Problem to work on
Report how many lines contain "does", with no other words.

START Data excerpts

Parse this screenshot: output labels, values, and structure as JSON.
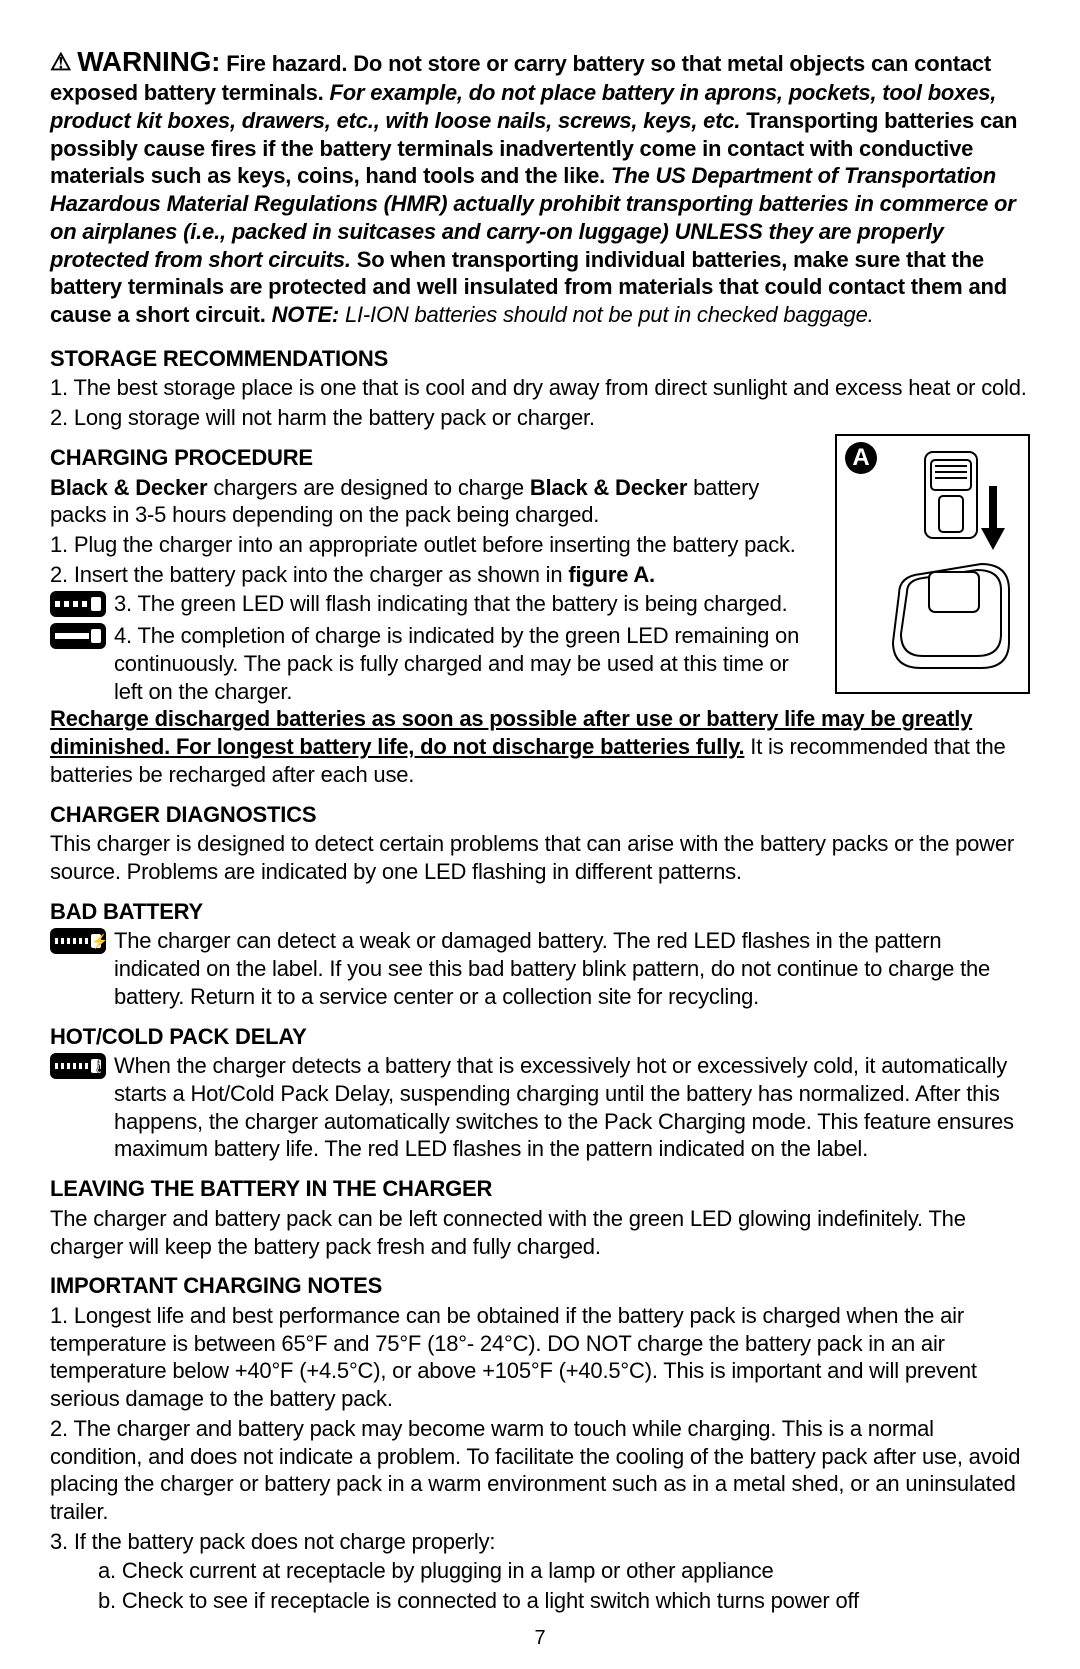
{
  "warning": {
    "icon": "⚠",
    "title": "WARNING:",
    "body_html": " Fire hazard. Do not store or carry battery so that metal objects can contact exposed battery terminals. <span class=\"italic\">For example, do not place battery in aprons, pockets, tool boxes, product kit boxes, drawers, etc., with loose nails, screws, keys, etc.</span> Transporting batteries can possibly cause fires if the battery terminals inadvertently come in contact with conductive materials such as keys, coins, hand tools and the like. <span class=\"italic\">The US Department of Transportation Hazardous Material Regulations (HMR) actually prohibit transporting batteries in commerce or on airplanes (i.e., packed in suitcases and carry-on luggage) UNLESS they are properly protected from short circuits.</span> So when transporting individual batteries, make sure that the battery terminals are protected and well insulated from materials that could contact them and cause a short circuit.",
    "note_label": "NOTE:",
    "note_text": "LI-ION batteries should not be put in checked baggage."
  },
  "storage": {
    "heading": "STORAGE RECOMMENDATIONS",
    "item1": "1. The best storage place is one that is cool and dry away from direct sunlight and excess heat or cold.",
    "item2": "2. Long storage will not harm the battery pack or charger."
  },
  "figure": {
    "label": "A"
  },
  "charging": {
    "heading": "CHARGING PROCEDURE",
    "intro_html": "<span class=\"bold\">Black & Decker</span> chargers are designed to charge <span class=\"bold\">Black & Decker</span> battery packs in 3-5 hours depending on the pack being charged.",
    "item1": "1. Plug the charger into an appropriate outlet before inserting the battery pack.",
    "item2_html": "2. Insert the battery pack into the charger as shown in <span class=\"bold\">figure A.</span>",
    "item3": "3. The green LED will flash indicating that the battery is being charged.",
    "item4": "4. The completion of charge is indicated by the green LED remaining on continuously. The pack is fully charged and may be used at this time or left on the charger.",
    "recharge_underline": "Recharge discharged batteries as soon as possible after use or battery life may be greatly diminished. For longest battery life, do not discharge batteries fully.",
    "recharge_tail": " It is recommended that the batteries be recharged after each use."
  },
  "diagnostics": {
    "heading": "CHARGER DIAGNOSTICS",
    "text": "This charger is designed to detect certain problems that can arise with the battery packs or the power source. Problems are indicated by one LED flashing in different patterns."
  },
  "bad_battery": {
    "heading": "BAD BATTERY",
    "text": "The charger can detect a weak or damaged battery. The red LED flashes in the pattern indicated on the label. If you see this bad battery blink pattern, do not continue to charge the battery. Return it to a service center or a collection site for recycling."
  },
  "hot_cold": {
    "heading": "HOT/COLD PACK DELAY",
    "text": "When the charger detects a battery that is excessively hot or excessively cold, it automatically starts a Hot/Cold Pack Delay, suspending charging until the battery has normalized. After this happens, the charger automatically switches to the Pack Charging mode. This feature ensures maximum battery life. The red LED flashes in the pattern indicated on the label."
  },
  "leaving": {
    "heading": "LEAVING THE BATTERY IN THE CHARGER",
    "text": "The charger and battery pack can be left connected with the green LED glowing indefinitely. The charger will keep the battery pack fresh and fully charged."
  },
  "notes": {
    "heading": "IMPORTANT CHARGING NOTES",
    "item1": "1. Longest life and best performance can be obtained if the battery pack is charged when the air temperature is between 65°F and 75°F (18°- 24°C). DO NOT charge the battery pack in an air temperature below +40°F (+4.5°C), or above +105°F (+40.5°C). This is important and will prevent serious damage to the battery pack.",
    "item2": "2. The charger and battery pack may become warm to touch while charging. This is a normal condition, and does not indicate a problem. To facilitate the cooling of the battery pack after use, avoid placing the charger or battery pack in a warm environment such as in a metal shed, or an uninsulated trailer.",
    "item3": "3. If the battery pack does not charge properly:",
    "item3a": "a. Check current at receptacle by plugging in a lamp or other appliance",
    "item3b": "b. Check to see if receptacle is connected to a light switch which turns power off"
  },
  "page_number": "7"
}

END Data excerpts

Exercise answer
2